(Data records)
------------------------------------

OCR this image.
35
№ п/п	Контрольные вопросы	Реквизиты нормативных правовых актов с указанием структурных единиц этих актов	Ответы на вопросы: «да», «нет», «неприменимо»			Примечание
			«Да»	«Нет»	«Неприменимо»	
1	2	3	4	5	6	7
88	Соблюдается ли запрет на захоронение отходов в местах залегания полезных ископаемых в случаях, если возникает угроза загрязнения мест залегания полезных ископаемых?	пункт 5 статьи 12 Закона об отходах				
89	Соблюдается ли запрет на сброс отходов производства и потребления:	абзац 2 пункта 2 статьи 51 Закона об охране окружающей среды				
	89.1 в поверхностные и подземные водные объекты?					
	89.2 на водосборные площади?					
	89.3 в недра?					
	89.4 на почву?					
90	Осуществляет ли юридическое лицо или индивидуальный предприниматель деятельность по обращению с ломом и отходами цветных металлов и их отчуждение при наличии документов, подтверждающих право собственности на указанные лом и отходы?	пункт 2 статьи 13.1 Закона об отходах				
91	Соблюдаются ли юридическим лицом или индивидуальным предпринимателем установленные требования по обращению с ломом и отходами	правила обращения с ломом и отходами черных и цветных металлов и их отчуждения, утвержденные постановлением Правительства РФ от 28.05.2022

------------------------------------

**EXERCISE DETAILS:** Extract each line from the entries above that contains the string "Соблюдается".

**FINAL RESULT:**
88	Соблюдается ли запрет на захоронение отходов в местах залегания полезных ископаемых в случаях, если возникает угроза загрязнения мест залегания полезных ископаемых?	пункт 5 статьи 12 Закона об отходах				
89	Соблюдается ли запрет на сброс отходов производства и потребления:	абзац 2 пункта 2 статьи 51 Закона об охране окружающей среды				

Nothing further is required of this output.